### DATASET ###

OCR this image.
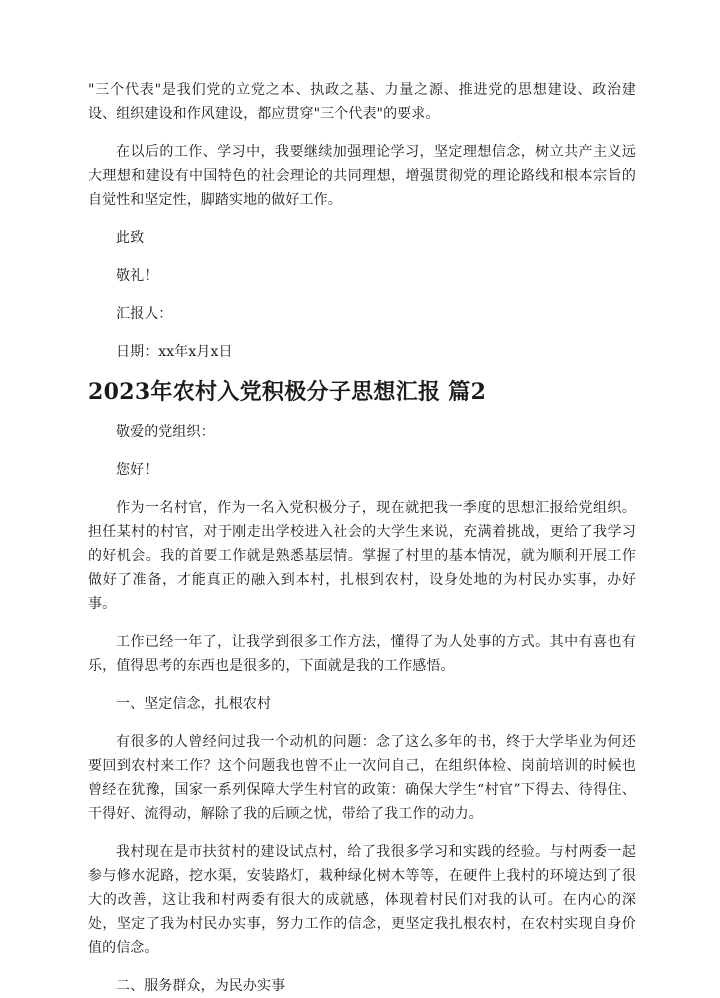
"三个代表"是我们党的立党之本、执政之基、力量之源、推进党的思想建设、政治建设、组织建设和作风建设，都应贯穿"三个代表"的要求。

在以后的工作、学习中，我要继续加强理论学习，坚定理想信念，树立共产主义远大理想和建设有中国特色的社会理论的共同理想，增强贯彻党的理论路线和根本宗旨的自觉性和坚定性，脚踏实地的做好工作。

此致

敬礼！

汇报人：

日期：xx年x月x日

2023年农村入党积极分子思想汇报 篇2

敬爱的党组织：

您好！

作为一名村官，作为一名入党积极分子，现在就把我一季度的思想汇报给党组织。担任某村的村官，对于刚走出学校进入社会的大学生来说，充满着挑战，更给了我学习的好机会。我的首要工作就是熟悉基层情。掌握了村里的基本情况，就为顺利开展工作做好了准备，才能真正的融入到本村，扎根到农村，设身处地的为村民办实事，办好事。

工作已经一年了，让我学到很多工作方法，懂得了为人处事的方式。其中有喜也有乐，值得思考的东西也是很多的，下面就是我的工作感悟。

一、坚定信念，扎根农村

有很多的人曾经问过我一个动机的问题：念了这么多年的书，终于大学毕业为何还要回到农村来工作？这个问题我也曾不止一次问自己，在组织体检、岗前培训的时候也曾经在犹豫，国家一系列保障大学生村官的政策：确保大学生“村官”下得去、待得住、干得好、流得动，解除了我的后顾之忧，带给了我工作的动力。

我村现在是市扶贫村的建设试点村，给了我很多学习和实践的经验。与村两委一起参与修水泥路，挖水渠，安装路灯，栽种绿化树木等等，在硬件上我村的环境达到了很大的改善，这让我和村两委有很大的成就感，体现着村民们对我的认可。在内心的深处，坚定了我为村民办实事，努力工作的信念，更坚定我扎根农村，在农村实现自身价值的信念。

二、服务群众，为民办实事
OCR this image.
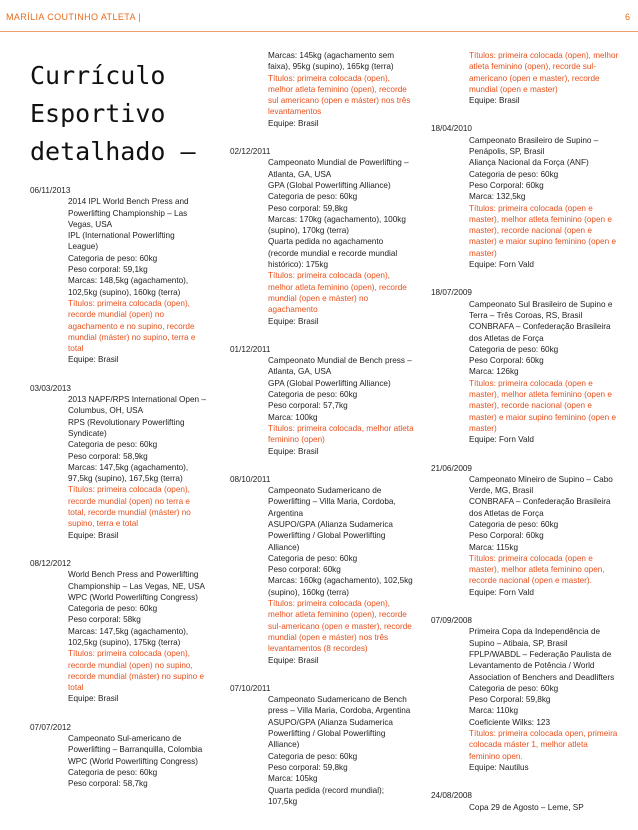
MARÍLIA COUTINHO ATLETA |	6
Currículo
Esportivo
detalhado –

06/11/2013

2014 IPL World Bench Press and Powerlifting Championship – Las Vegas, USA

IPL (International Powerlifting League)

Categoria de peso: 60kg

Peso corporal: 59,1kg

Marcas: 148,5kg (agachamento), 102,5kg (supino), 160kg (terra)

Títulos: primeira colocada (open), recorde mundial (open) no agachamento e no supino, recorde mundial (máster) no supino, terra e total

Equipe: Brasil

03/03/2013

2013 NAPF/RPS International Open – Columbus, OH, USA

RPS (Revolutionary Powerlifting Syndicate)

Categoria de peso: 60kg

Peso corporal: 58,9kg

Marcas: 147,5kg (agachamento), 97,5kg (supino), 167,5kg (terra)

Títulos: primeira colocada (open), recorde mundial (open) no terra e total, recorde mundial (máster) no supino, terra e total

Equipe: Brasil

08/12/2012

World Bench Press and Powerlifting Championship – Las Vegas, NE, USA

WPC (World Powerlifting Congress)

Categoria de peso: 60kg

Peso corporal: 58kg

Marcas: 147,5kg (agachamento), 102,5kg (supino), 175kg (terra)

Títulos: primeira colocada (open), recorde mundial (open) no supino, recorde mundial (máster) no supino e total

Equipe: Brasil

07/07/2012

Campeonato Sul-americano de Powerlifting – Barranquilla, Colombia

WPC (World Powerlifting Congress)

Categoria de peso: 60kg

Peso corporal: 58,7kg

Marcas: 145kg (agachamento sem faixa), 95kg (supino), 165kg (terra)

Títulos: primeira colocada (open), melhor atleta feminino (open), recorde sul americano (open e máster) nos três levantamentos

Equipe: Brasil

02/12/2011

Campeonato Mundial de Powerlifting – Atlanta, GA, USA

GPA (Global Powerlifting Alliance)

Categoria de peso: 60kg

Peso corporal: 59,8kg

Marcas: 170kg (agachamento), 100kg (supino), 170kg (terra)

Quarta pedida no agachamento (recorde mundial e recorde mundial histórico): 175kg

Títulos: primeira colocada (open), melhor atleta feminino (open), recorde mundial (open e máster) no agachamento

Equipe: Brasil

01/12/2011

Campeonato Mundial de Bench press – Atlanta, GA, USA

GPA (Global Powerlifting Alliance)

Categoria de peso: 60kg

Peso corporal: 57,7kg

Marca: 100kg

Títulos: primeira colocada, melhor atleta feminino (open)

Equipe: Brasil

08/10/2011

Campeonato Sudamericano de Powerlifting – Villa Maria, Cordoba, Argentina

ASUPO/GPA (Alianza Sudamerica Powerlifting / Global Powerlifting Alliance)

Categoria de peso: 60kg

Peso corporal: 60kg

Marcas: 160kg (agachamento), 102,5kg (supino), 160kg (terra)

Títulos: primeira colocada (open), melhor atleta feminino (open), recorde sul-americano (open e master), recorde mundial (open e máster) nos três levantamentos (8 recordes)

Equipe: Brasil

07/10/2011

Campeonato Sudamericano de Bench press – Villa Maria, Cordoba, Argentina

ASUPO/GPA (Alianza Sudamerica Powerlifting / Global Powerlifting Alliance)

Categoria de peso: 60kg

Peso corporal: 59,8kg

Marca: 105kg

Quarta pedida (record mundial); 107,5kg

Títulos: primeira colocada (open), melhor atleta feminino (open), recorde sul-americano (open e master), recorde mundial (open e master)

Equipe: Brasil

18/04/2010

Campeonato Brasileiro de Supino – Penápolis, SP, Brasil

Aliança Nacional da Força (ANF)

Categoria de peso: 60kg

Peso Corporal: 60kg

Marca: 132,5kg

Títulos: primeira colocada (open e master), melhor atleta feminino (open e master), recorde nacional (open e master) e maior supino feminino (open e master)

Equipe: Forn Vald

18/07/2009

Campeonato Sul Brasileiro de Supino e Terra – Três Coroas, RS, Brasil

CONBRAFA – Confederação Brasileira dos Atletas de Força

Categoria de peso: 60kg

Peso Corporal: 60kg

Marca: 126kg

Títulos: primeira colocada (open e master), melhor atleta feminino (open e master), recorde nacional (open e master) e maior supino feminino (open e master)

Equipe: Forn Vald

21/06/2009

Campeonato Mineiro de Supino – Cabo Verde, MG, Brasil

CONBRAFA – Confederação Brasileira dos Atletas de Força

Categoria de peso: 60kg

Peso Corporal: 60kg

Marca: 115kg

Títulos: primeira colocada (open e master), melhor atleta feminino open, recorde nacional (open e master).

Equipe: Forn Vald

07/09/2008

Primeira Copa da Independência de Supino – Atibaia, SP, Brasil

FPLP/WABDL – Federação Paulista de Levantamento de Potência / World Association of Benchers and Deadlifters

Categoria de peso: 60kg

Peso Corporal: 59,8kg

Marca: 110kg

Coeficiente Wilks: 123

Títulos: primeira colocada open, primeira colocada máster 1, melhor atleta feminino open.

Equipe: Nautilus

24/08/2008

Copa 29 de Agosto – Leme, SP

###

◆ **STATED GOAL**
Go through the material above and count the lines that contain "levantamentos"; answer with the number alone.

◆ **EXERCISE ANSWER**
2